§ **PROBLEM TO WORK ON**
Tally every line of the listing where the string "JSON" is found, and state the total alone.

§ **RECORDS FOR THE TASK**

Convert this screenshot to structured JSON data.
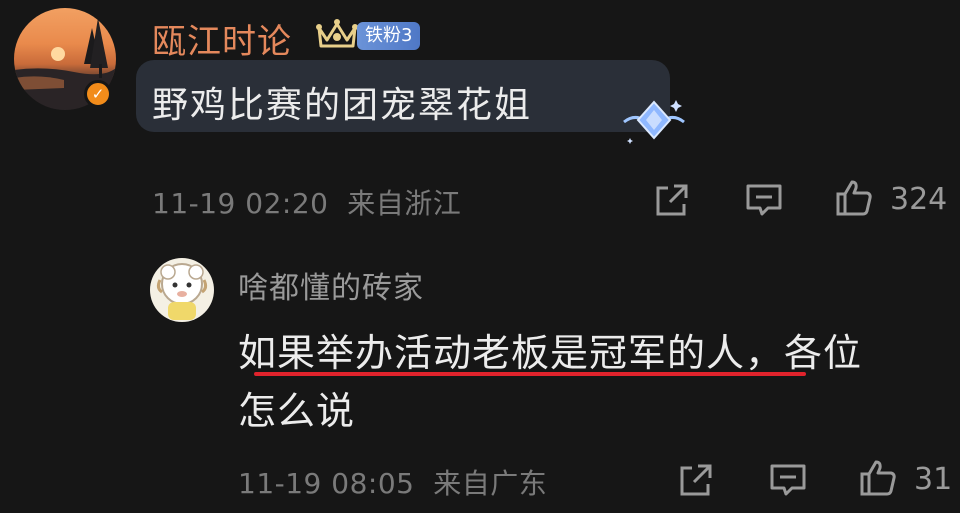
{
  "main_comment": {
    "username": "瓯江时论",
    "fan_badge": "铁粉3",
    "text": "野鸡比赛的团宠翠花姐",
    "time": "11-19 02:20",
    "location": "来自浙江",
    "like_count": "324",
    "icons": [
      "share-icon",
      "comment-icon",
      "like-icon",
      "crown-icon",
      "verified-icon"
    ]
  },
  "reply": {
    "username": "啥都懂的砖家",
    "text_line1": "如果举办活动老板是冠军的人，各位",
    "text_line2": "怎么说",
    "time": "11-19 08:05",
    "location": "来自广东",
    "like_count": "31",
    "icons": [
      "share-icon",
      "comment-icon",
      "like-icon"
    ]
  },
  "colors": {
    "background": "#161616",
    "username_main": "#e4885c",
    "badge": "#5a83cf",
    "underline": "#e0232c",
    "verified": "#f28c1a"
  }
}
...
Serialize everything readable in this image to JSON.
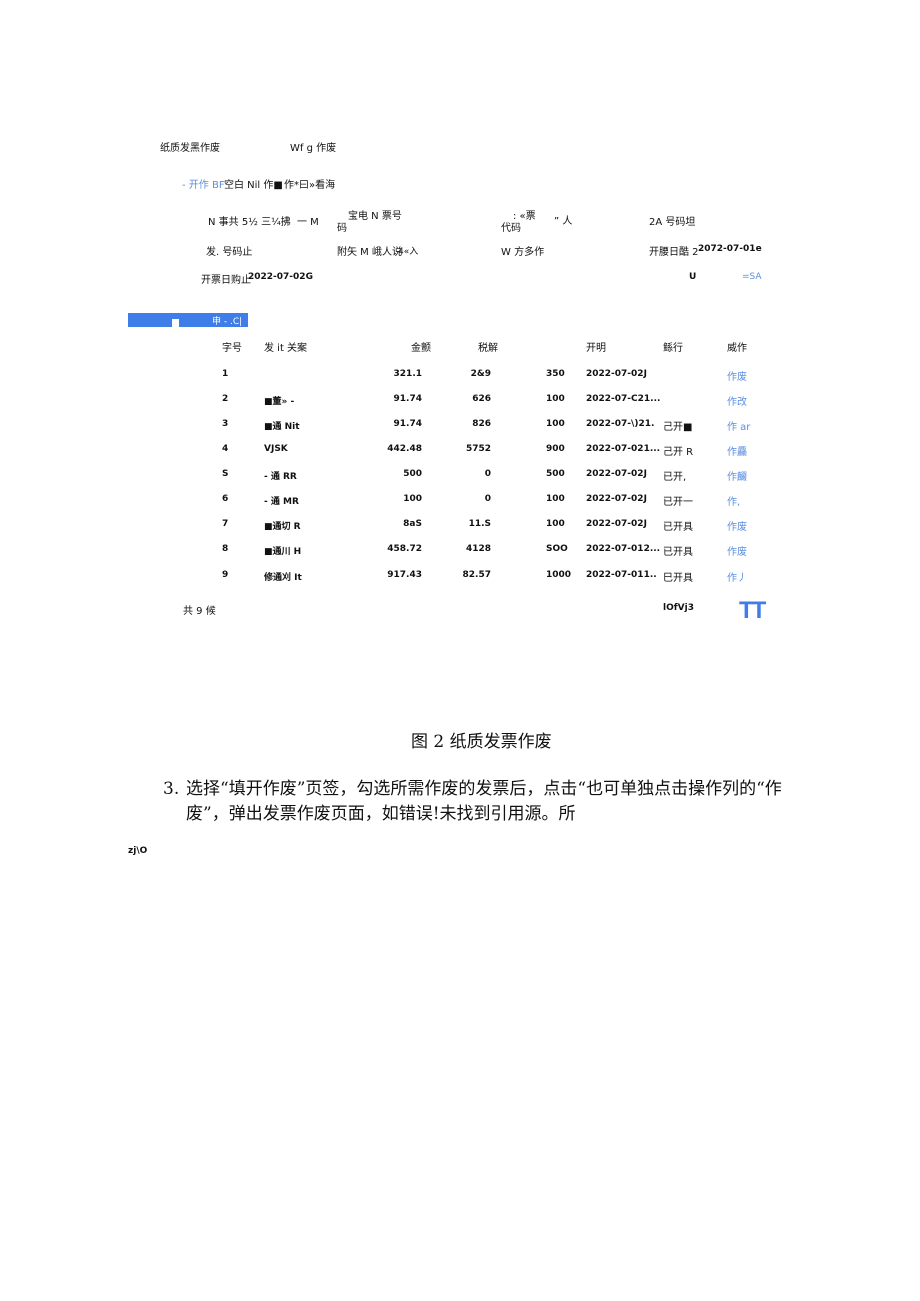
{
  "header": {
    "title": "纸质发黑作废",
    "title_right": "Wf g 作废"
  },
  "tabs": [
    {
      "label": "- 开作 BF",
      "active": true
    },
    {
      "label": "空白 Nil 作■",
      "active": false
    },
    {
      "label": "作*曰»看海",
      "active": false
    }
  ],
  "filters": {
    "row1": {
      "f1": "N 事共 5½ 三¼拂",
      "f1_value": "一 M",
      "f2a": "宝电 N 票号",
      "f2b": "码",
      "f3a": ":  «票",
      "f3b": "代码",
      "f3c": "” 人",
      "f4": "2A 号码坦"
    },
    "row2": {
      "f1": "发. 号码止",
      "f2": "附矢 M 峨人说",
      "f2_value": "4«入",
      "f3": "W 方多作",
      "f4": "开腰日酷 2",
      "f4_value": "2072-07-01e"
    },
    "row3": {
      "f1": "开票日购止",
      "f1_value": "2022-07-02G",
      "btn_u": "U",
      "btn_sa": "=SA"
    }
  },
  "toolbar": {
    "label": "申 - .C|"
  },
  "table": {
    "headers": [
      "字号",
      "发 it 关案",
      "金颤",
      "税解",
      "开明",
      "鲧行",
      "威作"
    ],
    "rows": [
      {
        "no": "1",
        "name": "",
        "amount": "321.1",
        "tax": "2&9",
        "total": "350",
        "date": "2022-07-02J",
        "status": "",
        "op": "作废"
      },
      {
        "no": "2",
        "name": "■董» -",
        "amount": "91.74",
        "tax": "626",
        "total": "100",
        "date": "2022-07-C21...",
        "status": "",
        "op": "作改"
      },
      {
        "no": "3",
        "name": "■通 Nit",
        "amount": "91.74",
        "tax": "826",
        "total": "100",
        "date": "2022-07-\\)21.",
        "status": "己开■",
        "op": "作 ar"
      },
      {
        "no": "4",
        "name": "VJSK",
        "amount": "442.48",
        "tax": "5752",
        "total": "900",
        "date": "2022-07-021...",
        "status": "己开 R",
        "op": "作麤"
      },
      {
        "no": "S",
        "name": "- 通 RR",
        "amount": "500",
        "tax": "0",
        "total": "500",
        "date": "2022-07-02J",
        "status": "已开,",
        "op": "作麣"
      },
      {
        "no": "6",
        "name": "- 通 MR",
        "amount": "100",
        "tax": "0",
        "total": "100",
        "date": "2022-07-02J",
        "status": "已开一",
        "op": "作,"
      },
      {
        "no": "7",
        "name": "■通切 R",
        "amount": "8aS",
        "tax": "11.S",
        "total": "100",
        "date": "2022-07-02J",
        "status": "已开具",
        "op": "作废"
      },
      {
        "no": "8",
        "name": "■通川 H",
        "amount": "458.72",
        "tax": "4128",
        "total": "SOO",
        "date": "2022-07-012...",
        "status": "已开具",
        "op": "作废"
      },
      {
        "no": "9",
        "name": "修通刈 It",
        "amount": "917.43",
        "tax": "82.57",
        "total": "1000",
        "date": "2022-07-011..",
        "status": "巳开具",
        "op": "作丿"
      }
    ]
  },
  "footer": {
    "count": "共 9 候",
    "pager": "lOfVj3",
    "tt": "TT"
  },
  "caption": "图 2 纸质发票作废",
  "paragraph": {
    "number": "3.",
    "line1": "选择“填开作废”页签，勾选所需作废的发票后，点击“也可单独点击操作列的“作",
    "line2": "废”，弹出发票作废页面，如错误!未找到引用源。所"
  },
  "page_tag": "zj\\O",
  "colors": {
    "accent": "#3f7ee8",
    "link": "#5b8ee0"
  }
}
* * *
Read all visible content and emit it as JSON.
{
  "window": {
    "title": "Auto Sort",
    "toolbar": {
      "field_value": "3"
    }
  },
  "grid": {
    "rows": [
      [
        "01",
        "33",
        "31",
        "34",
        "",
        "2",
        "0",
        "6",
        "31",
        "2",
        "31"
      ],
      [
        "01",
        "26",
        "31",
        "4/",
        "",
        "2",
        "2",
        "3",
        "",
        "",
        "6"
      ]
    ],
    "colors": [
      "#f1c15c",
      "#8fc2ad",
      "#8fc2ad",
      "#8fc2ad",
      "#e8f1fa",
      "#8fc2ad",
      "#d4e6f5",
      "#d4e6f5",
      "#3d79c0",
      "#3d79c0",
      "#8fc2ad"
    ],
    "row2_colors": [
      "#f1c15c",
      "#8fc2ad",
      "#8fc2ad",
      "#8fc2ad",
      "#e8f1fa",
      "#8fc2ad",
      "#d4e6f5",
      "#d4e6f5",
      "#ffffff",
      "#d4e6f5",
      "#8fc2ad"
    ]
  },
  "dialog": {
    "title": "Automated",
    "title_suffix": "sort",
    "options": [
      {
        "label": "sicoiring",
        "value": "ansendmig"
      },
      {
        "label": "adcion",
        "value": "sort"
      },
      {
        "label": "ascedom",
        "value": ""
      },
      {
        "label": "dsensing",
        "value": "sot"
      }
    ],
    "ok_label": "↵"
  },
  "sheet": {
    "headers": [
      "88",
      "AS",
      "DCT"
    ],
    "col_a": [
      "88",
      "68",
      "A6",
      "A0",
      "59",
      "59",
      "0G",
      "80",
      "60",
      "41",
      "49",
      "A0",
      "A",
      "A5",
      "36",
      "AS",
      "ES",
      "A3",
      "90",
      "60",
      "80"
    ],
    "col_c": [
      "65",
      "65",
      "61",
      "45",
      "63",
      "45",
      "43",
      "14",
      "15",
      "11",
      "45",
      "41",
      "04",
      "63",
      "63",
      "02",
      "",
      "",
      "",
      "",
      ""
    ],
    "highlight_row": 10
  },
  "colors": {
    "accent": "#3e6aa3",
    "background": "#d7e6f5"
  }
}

§ **SOLVED EXERCISE**
3